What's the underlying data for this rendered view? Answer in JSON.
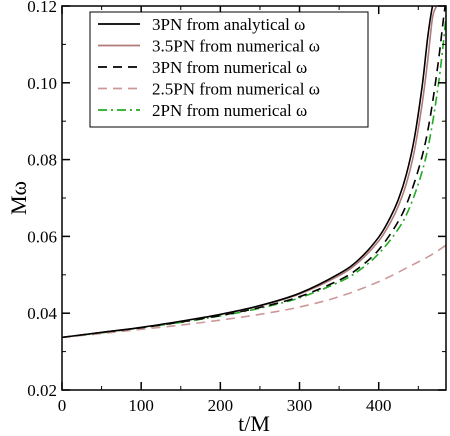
{
  "chart_data": {
    "type": "line",
    "title": "",
    "xlabel": "t/M",
    "ylabel": "Mω",
    "xlim": [
      0,
      485
    ],
    "ylim": [
      0.02,
      0.12
    ],
    "x_ticks": [
      0,
      100,
      200,
      300,
      400
    ],
    "x_tick_labels": [
      "0",
      "100",
      "200",
      "300",
      "400"
    ],
    "y_ticks": [
      0.02,
      0.04,
      0.06,
      0.08,
      0.1,
      0.12
    ],
    "y_tick_labels": [
      "0.02",
      "0.04",
      "0.06",
      "0.08",
      "0.10",
      "0.12"
    ],
    "grid": false,
    "legend_position": "top-left",
    "series": [
      {
        "name": "3PN from analytical ω",
        "color": "#000000",
        "dash": "solid",
        "x": [
          0,
          50,
          100,
          150,
          200,
          250,
          300,
          350,
          375,
          400,
          415,
          425,
          435,
          445,
          455,
          462,
          468,
          472,
          475
        ],
        "y": [
          0.0337,
          0.035,
          0.0363,
          0.0379,
          0.0397,
          0.042,
          0.0452,
          0.0503,
          0.054,
          0.0598,
          0.0651,
          0.0697,
          0.0762,
          0.0855,
          0.0993,
          0.112,
          0.12,
          0.122,
          0.1235
        ]
      },
      {
        "name": "3.5PN from numerical ω",
        "color": "#b07a7a",
        "dash": "solid",
        "x": [
          0,
          50,
          100,
          150,
          200,
          250,
          300,
          350,
          375,
          400,
          415,
          425,
          435,
          445,
          455,
          462,
          468,
          473,
          477
        ],
        "y": [
          0.0337,
          0.035,
          0.0363,
          0.0379,
          0.0397,
          0.0419,
          0.045,
          0.0498,
          0.0534,
          0.0588,
          0.0637,
          0.068,
          0.0738,
          0.0822,
          0.0947,
          0.106,
          0.117,
          0.12,
          0.123
        ]
      },
      {
        "name": "3PN from numerical ω",
        "color": "#000000",
        "dash": "dashed",
        "x": [
          0,
          50,
          100,
          150,
          200,
          250,
          300,
          350,
          375,
          400,
          425,
          440,
          455,
          465,
          475,
          482,
          486
        ],
        "y": [
          0.0337,
          0.035,
          0.0362,
          0.0377,
          0.0394,
          0.0415,
          0.0443,
          0.0486,
          0.0518,
          0.0565,
          0.064,
          0.071,
          0.081,
          0.091,
          0.105,
          0.117,
          0.123
        ]
      },
      {
        "name": "2.5PN from numerical ω",
        "color": "#cc9999",
        "dash": "dashed",
        "x": [
          0,
          50,
          100,
          150,
          200,
          250,
          300,
          350,
          400,
          440,
          465,
          485
        ],
        "y": [
          0.0337,
          0.0347,
          0.0358,
          0.0369,
          0.0382,
          0.0397,
          0.0416,
          0.0443,
          0.0482,
          0.0523,
          0.055,
          0.0577
        ]
      },
      {
        "name": "2PN from numerical ω",
        "color": "#22aa22",
        "dash": "dashdot",
        "x": [
          0,
          50,
          100,
          150,
          200,
          250,
          300,
          350,
          375,
          400,
          425,
          440,
          455,
          465,
          475,
          482,
          486
        ],
        "y": [
          0.0337,
          0.0349,
          0.0362,
          0.0376,
          0.0393,
          0.0413,
          0.044,
          0.0481,
          0.0511,
          0.0555,
          0.062,
          0.068,
          0.077,
          0.086,
          0.099,
          0.111,
          0.12
        ]
      }
    ]
  }
}
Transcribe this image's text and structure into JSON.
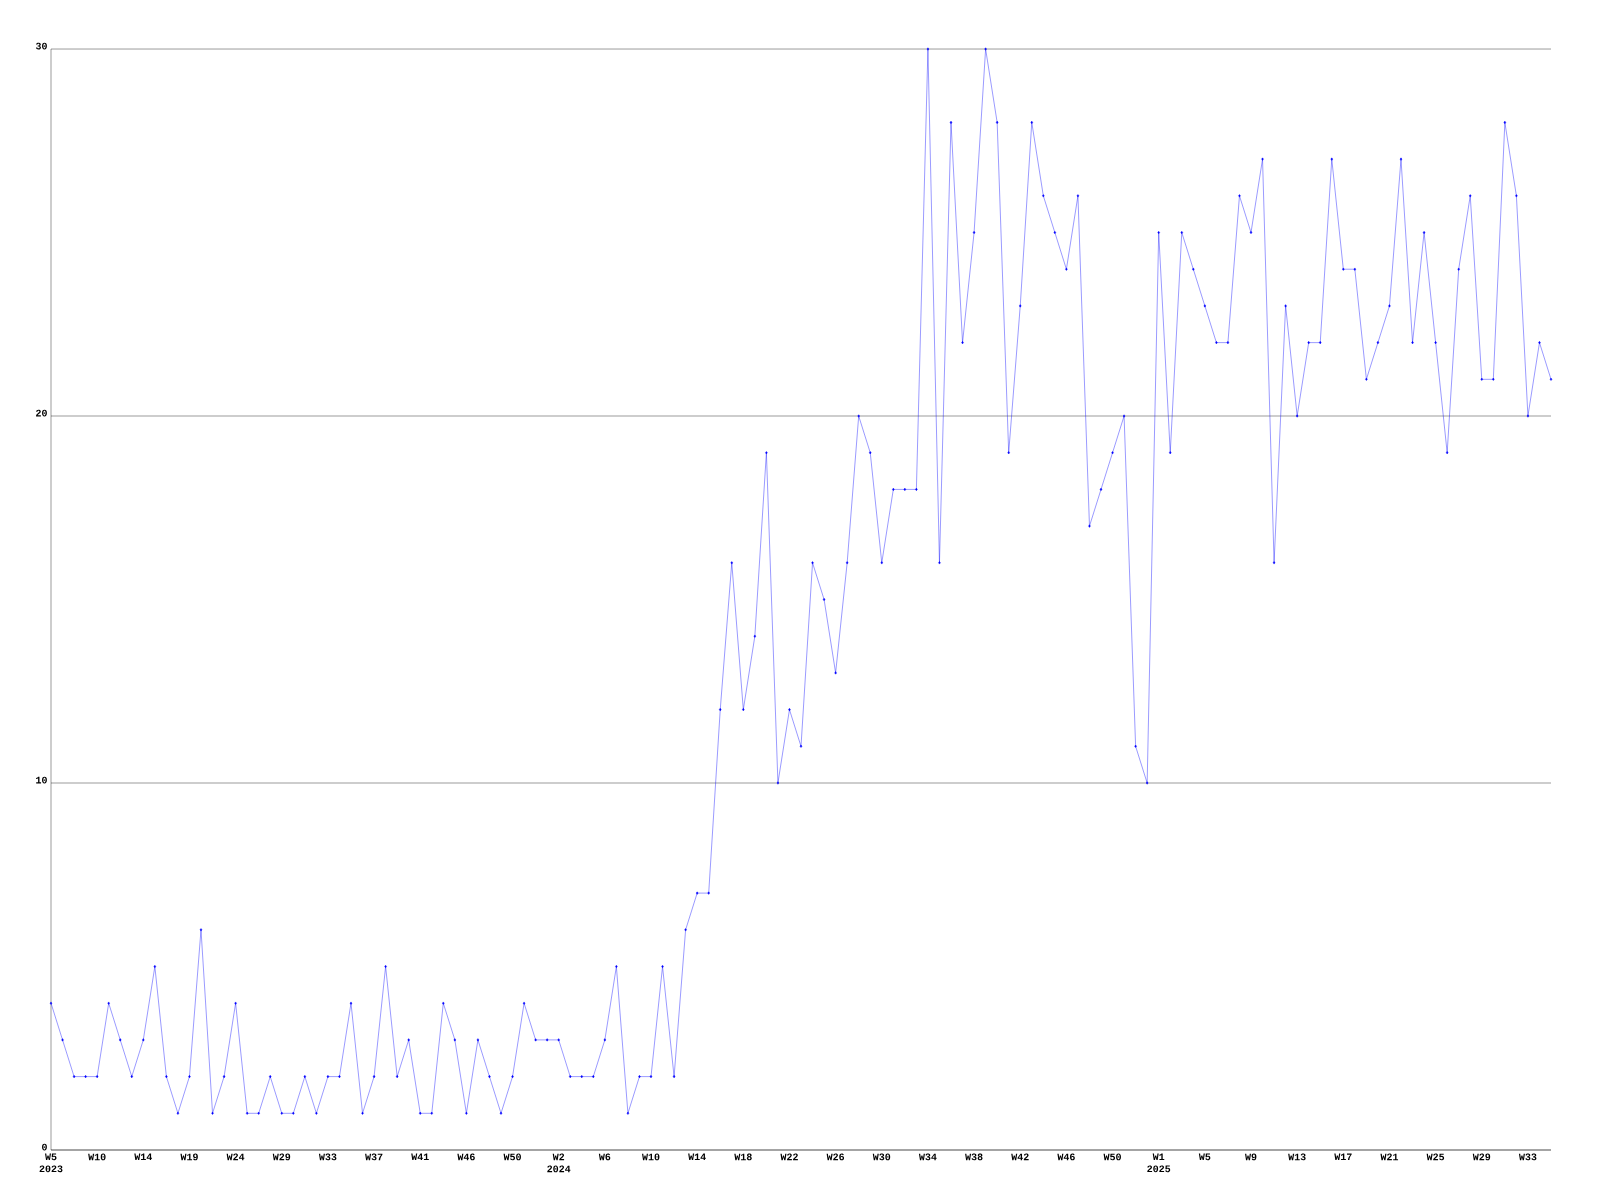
{
  "chart_data": {
    "type": "line",
    "categories": [
      "W5 2023",
      null,
      null,
      null,
      "W10",
      null,
      null,
      null,
      "W14",
      null,
      null,
      null,
      "W19",
      null,
      null,
      null,
      "W24",
      null,
      null,
      null,
      "W29",
      null,
      null,
      null,
      "W33",
      null,
      null,
      null,
      "W37",
      null,
      null,
      null,
      "W41",
      null,
      null,
      null,
      "W46",
      null,
      null,
      null,
      "W50",
      null,
      null,
      null,
      "W2 2024",
      null,
      null,
      null,
      "W6",
      null,
      null,
      null,
      "W10",
      null,
      null,
      null,
      "W14",
      null,
      null,
      null,
      "W18",
      null,
      null,
      null,
      "W22",
      null,
      null,
      null,
      "W26",
      null,
      null,
      null,
      "W30",
      null,
      null,
      null,
      "W34",
      null,
      null,
      null,
      "W38",
      null,
      null,
      null,
      "W42",
      null,
      null,
      null,
      "W46",
      null,
      null,
      null,
      "W50",
      null,
      null,
      null,
      "W1 2025",
      null,
      null,
      null,
      "W5",
      null,
      null,
      null,
      "W9",
      null,
      null,
      null,
      "W13",
      null,
      null,
      null,
      "W17",
      null,
      null,
      null,
      "W21",
      null,
      null,
      null,
      "W25",
      null,
      null,
      null,
      "W29",
      null,
      null,
      null,
      "W33",
      null,
      null
    ],
    "values": [
      4,
      3,
      2,
      2,
      2,
      4,
      3,
      2,
      3,
      5,
      2,
      1,
      2,
      6,
      1,
      2,
      4,
      1,
      1,
      2,
      1,
      1,
      2,
      1,
      2,
      2,
      4,
      1,
      2,
      5,
      2,
      3,
      1,
      1,
      4,
      3,
      1,
      3,
      2,
      1,
      2,
      4,
      3,
      3,
      3,
      2,
      2,
      2,
      3,
      5,
      1,
      2,
      2,
      5,
      2,
      6,
      7,
      7,
      12,
      16,
      12,
      14,
      19,
      10,
      12,
      11,
      16,
      15,
      13,
      16,
      20,
      19,
      16,
      18,
      18,
      18,
      30,
      16,
      28,
      22,
      25,
      30,
      28,
      19,
      23,
      28,
      26,
      25,
      24,
      26,
      17,
      18,
      19,
      20,
      11,
      10,
      25,
      19,
      25,
      24,
      23,
      22,
      22,
      26,
      25,
      27,
      16,
      23,
      20,
      22,
      22,
      27,
      24,
      24,
      21,
      22,
      23,
      27,
      22,
      25,
      22,
      19,
      24,
      26,
      21,
      21,
      28,
      26,
      20,
      22,
      21
    ],
    "color": "#0000ff",
    "ylim": [
      0,
      30
    ],
    "yticks": [
      0,
      10,
      20,
      30
    ],
    "grid": "y",
    "marker": "diamond"
  }
}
* * * * * * *
*Stated exercise*.
Look through the lines above and collect those with the word "this".

*Correct answer*.
What's the underlying data for this rendered view? Answer in JSON.
Transcribe this image's text and structure into JSON.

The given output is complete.